» Instruction: Make an exact copy of all the entries, but do not reproduce the pictures.

— Start Supplied material —

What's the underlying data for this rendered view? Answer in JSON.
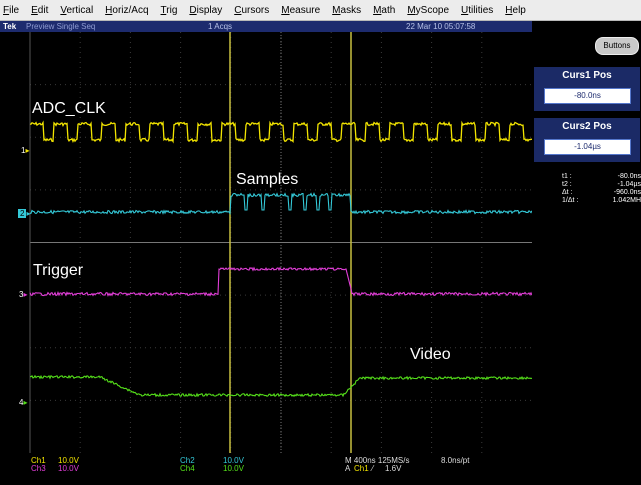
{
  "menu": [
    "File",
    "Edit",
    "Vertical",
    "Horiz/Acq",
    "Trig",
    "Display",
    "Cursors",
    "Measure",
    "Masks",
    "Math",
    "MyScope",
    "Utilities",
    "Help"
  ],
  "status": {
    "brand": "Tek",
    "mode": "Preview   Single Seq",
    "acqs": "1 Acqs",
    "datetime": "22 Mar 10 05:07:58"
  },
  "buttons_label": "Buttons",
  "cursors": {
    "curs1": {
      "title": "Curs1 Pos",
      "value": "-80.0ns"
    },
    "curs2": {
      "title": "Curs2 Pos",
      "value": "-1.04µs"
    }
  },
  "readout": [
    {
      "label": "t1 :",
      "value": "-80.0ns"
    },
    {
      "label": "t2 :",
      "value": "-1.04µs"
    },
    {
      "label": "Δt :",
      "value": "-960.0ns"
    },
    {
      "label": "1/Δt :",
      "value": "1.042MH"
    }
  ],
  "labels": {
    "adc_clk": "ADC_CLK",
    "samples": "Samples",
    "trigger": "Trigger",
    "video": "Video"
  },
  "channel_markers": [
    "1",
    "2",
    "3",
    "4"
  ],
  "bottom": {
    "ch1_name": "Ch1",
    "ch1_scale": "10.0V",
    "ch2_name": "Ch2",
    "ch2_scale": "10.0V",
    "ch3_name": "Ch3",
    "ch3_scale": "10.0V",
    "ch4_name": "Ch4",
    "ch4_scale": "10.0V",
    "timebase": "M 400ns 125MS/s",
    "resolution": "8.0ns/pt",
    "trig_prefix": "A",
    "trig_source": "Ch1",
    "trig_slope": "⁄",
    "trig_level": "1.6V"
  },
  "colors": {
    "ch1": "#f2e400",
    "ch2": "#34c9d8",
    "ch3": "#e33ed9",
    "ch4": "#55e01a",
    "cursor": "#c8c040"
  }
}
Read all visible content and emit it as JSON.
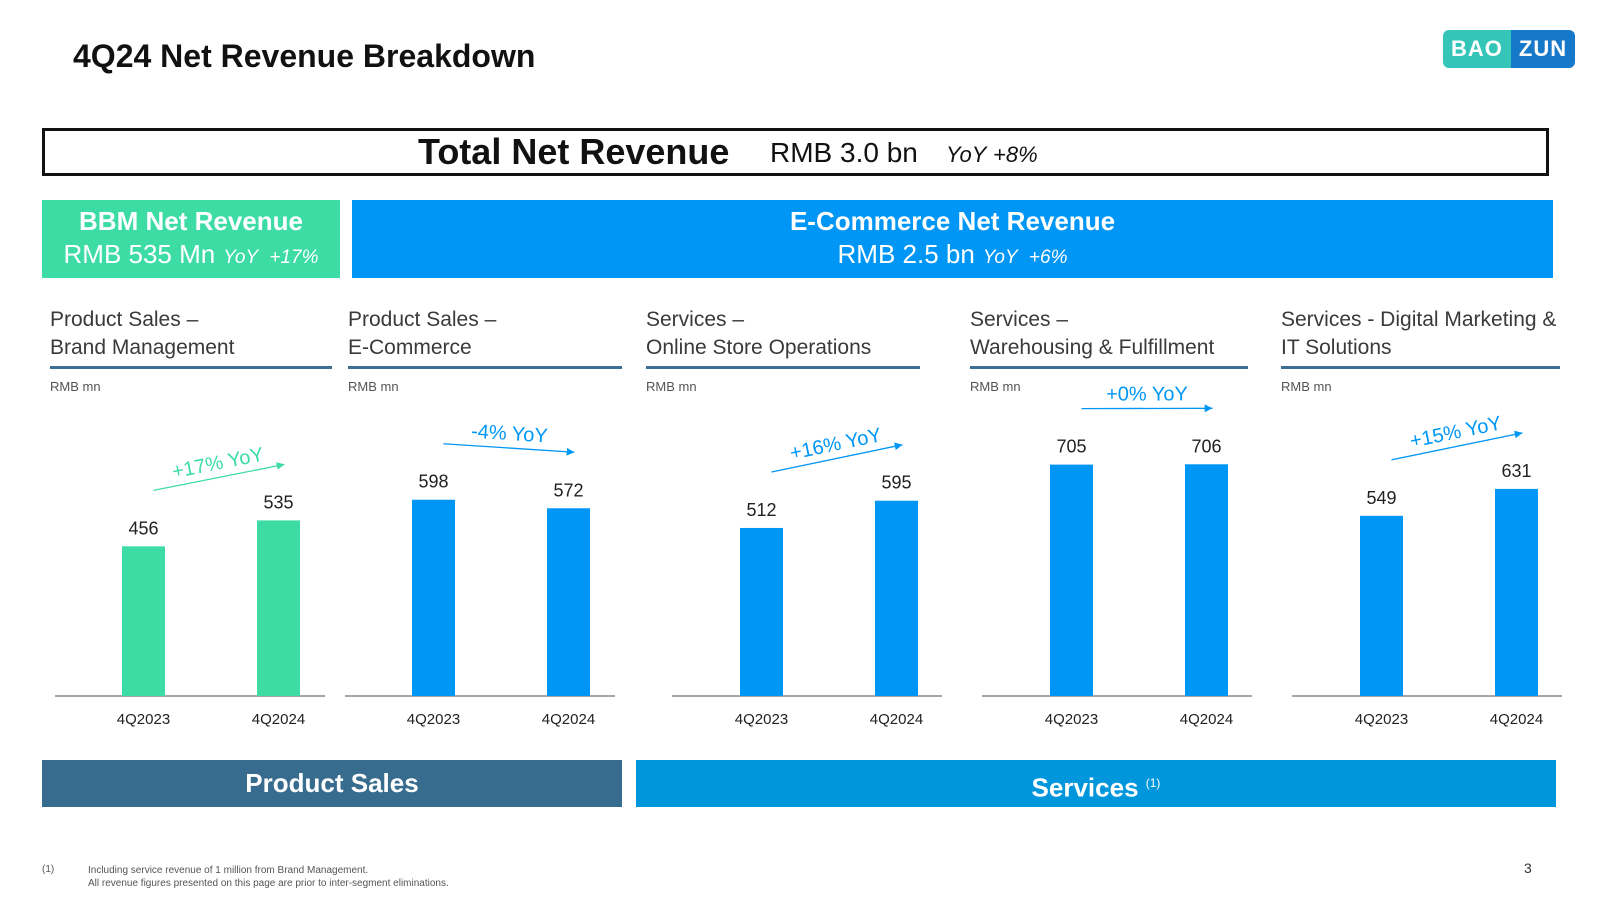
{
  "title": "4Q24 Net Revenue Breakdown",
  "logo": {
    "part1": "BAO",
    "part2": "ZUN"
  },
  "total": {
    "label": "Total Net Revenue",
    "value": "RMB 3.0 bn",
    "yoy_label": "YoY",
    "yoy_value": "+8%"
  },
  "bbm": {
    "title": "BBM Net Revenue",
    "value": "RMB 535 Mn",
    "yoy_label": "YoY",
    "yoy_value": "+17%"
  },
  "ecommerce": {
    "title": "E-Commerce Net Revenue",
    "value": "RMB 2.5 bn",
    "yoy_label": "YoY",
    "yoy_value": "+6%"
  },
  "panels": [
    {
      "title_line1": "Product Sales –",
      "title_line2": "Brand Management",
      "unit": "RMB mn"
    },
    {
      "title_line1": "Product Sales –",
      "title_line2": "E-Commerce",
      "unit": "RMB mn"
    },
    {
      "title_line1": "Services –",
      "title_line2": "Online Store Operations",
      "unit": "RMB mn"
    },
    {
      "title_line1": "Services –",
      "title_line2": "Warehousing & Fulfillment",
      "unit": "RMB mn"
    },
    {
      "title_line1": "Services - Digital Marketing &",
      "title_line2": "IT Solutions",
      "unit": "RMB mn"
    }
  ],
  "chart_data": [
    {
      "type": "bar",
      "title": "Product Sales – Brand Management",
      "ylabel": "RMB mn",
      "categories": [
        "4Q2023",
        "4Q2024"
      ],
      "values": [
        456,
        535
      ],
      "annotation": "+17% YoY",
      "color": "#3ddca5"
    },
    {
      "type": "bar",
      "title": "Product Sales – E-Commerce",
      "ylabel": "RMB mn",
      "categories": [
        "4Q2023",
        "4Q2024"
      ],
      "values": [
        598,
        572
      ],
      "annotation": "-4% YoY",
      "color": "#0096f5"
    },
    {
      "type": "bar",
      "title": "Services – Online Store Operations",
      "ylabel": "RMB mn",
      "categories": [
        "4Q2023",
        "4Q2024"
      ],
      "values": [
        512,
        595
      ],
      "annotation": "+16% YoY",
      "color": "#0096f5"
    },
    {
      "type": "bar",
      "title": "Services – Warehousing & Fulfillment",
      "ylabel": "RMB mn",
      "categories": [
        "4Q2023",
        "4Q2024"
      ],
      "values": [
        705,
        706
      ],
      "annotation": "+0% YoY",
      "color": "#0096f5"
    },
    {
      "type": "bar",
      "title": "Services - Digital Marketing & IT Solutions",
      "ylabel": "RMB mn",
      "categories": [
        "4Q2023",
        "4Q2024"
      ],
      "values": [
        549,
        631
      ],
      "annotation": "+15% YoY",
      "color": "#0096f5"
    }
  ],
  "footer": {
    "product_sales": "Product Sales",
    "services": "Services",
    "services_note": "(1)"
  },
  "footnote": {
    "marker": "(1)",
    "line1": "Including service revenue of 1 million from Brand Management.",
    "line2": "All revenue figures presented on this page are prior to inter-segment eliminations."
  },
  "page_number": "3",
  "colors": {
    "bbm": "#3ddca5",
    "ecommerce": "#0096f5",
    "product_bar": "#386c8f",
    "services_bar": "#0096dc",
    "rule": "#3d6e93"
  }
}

— End Supplied material —

» Output for this task:
What's the underlying data for this rendered view? Answer in JSON.
{
  "menu": [
    "File",
    "Edit",
    "Vertical",
    "Horiz/Acq",
    "Trig",
    "Display",
    "Cursors",
    "Measure",
    "Masks",
    "Math",
    "MyScope",
    "Utilities",
    "Help"
  ],
  "status": {
    "brand": "Tek",
    "mode": "Preview   Single Seq",
    "acqs": "1 Acqs",
    "datetime": "22 Mar 10 05:07:58"
  },
  "buttons_label": "Buttons",
  "cursors": {
    "curs1": {
      "title": "Curs1 Pos",
      "value": "-80.0ns"
    },
    "curs2": {
      "title": "Curs2 Pos",
      "value": "-1.04µs"
    }
  },
  "readout": [
    {
      "label": "t1 :",
      "value": "-80.0ns"
    },
    {
      "label": "t2 :",
      "value": "-1.04µs"
    },
    {
      "label": "Δt :",
      "value": "-960.0ns"
    },
    {
      "label": "1/Δt :",
      "value": "1.042MH"
    }
  ],
  "labels": {
    "adc_clk": "ADC_CLK",
    "samples": "Samples",
    "trigger": "Trigger",
    "video": "Video"
  },
  "channel_markers": [
    "1",
    "2",
    "3",
    "4"
  ],
  "bottom": {
    "ch1_name": "Ch1",
    "ch1_scale": "10.0V",
    "ch2_name": "Ch2",
    "ch2_scale": "10.0V",
    "ch3_name": "Ch3",
    "ch3_scale": "10.0V",
    "ch4_name": "Ch4",
    "ch4_scale": "10.0V",
    "timebase": "M 400ns 125MS/s",
    "resolution": "8.0ns/pt",
    "trig_prefix": "A",
    "trig_source": "Ch1",
    "trig_slope": "⁄",
    "trig_level": "1.6V"
  },
  "colors": {
    "ch1": "#f2e400",
    "ch2": "#34c9d8",
    "ch3": "#e33ed9",
    "ch4": "#55e01a",
    "cursor": "#c8c040"
  }
}
Read all visible content and emit it as JSON.
{
  "title": "4Q24 Net Revenue Breakdown",
  "logo": {
    "part1": "BAO",
    "part2": "ZUN"
  },
  "total": {
    "label": "Total Net Revenue",
    "value": "RMB 3.0 bn",
    "yoy_label": "YoY",
    "yoy_value": "+8%"
  },
  "bbm": {
    "title": "BBM Net Revenue",
    "value": "RMB 535 Mn",
    "yoy_label": "YoY",
    "yoy_value": "+17%"
  },
  "ecommerce": {
    "title": "E-Commerce Net Revenue",
    "value": "RMB 2.5 bn",
    "yoy_label": "YoY",
    "yoy_value": "+6%"
  },
  "panels": [
    {
      "title_line1": "Product Sales –",
      "title_line2": "Brand Management",
      "unit": "RMB mn"
    },
    {
      "title_line1": "Product Sales –",
      "title_line2": "E-Commerce",
      "unit": "RMB mn"
    },
    {
      "title_line1": "Services –",
      "title_line2": "Online Store Operations",
      "unit": "RMB mn"
    },
    {
      "title_line1": "Services –",
      "title_line2": "Warehousing & Fulfillment",
      "unit": "RMB mn"
    },
    {
      "title_line1": "Services - Digital Marketing &",
      "title_line2": "IT Solutions",
      "unit": "RMB mn"
    }
  ],
  "chart_data": [
    {
      "type": "bar",
      "title": "Product Sales – Brand Management",
      "ylabel": "RMB mn",
      "categories": [
        "4Q2023",
        "4Q2024"
      ],
      "values": [
        456,
        535
      ],
      "annotation": "+17% YoY",
      "color": "#3ddca5"
    },
    {
      "type": "bar",
      "title": "Product Sales – E-Commerce",
      "ylabel": "RMB mn",
      "categories": [
        "4Q2023",
        "4Q2024"
      ],
      "values": [
        598,
        572
      ],
      "annotation": "-4% YoY",
      "color": "#0096f5"
    },
    {
      "type": "bar",
      "title": "Services – Online Store Operations",
      "ylabel": "RMB mn",
      "categories": [
        "4Q2023",
        "4Q2024"
      ],
      "values": [
        512,
        595
      ],
      "annotation": "+16% YoY",
      "color": "#0096f5"
    },
    {
      "type": "bar",
      "title": "Services – Warehousing & Fulfillment",
      "ylabel": "RMB mn",
      "categories": [
        "4Q2023",
        "4Q2024"
      ],
      "values": [
        705,
        706
      ],
      "annotation": "+0% YoY",
      "color": "#0096f5"
    },
    {
      "type": "bar",
      "title": "Services - Digital Marketing & IT Solutions",
      "ylabel": "RMB mn",
      "categories": [
        "4Q2023",
        "4Q2024"
      ],
      "values": [
        549,
        631
      ],
      "annotation": "+15% YoY",
      "color": "#0096f5"
    }
  ],
  "footer": {
    "product_sales": "Product Sales",
    "services": "Services",
    "services_note": "(1)"
  },
  "footnote": {
    "marker": "(1)",
    "line1": "Including service revenue of 1 million from Brand Management.",
    "line2": "All revenue figures presented on this page are prior to inter-segment eliminations."
  },
  "page_number": "3",
  "colors": {
    "bbm": "#3ddca5",
    "ecommerce": "#0096f5",
    "product_bar": "#386c8f",
    "services_bar": "#0096dc",
    "rule": "#3d6e93"
  }
}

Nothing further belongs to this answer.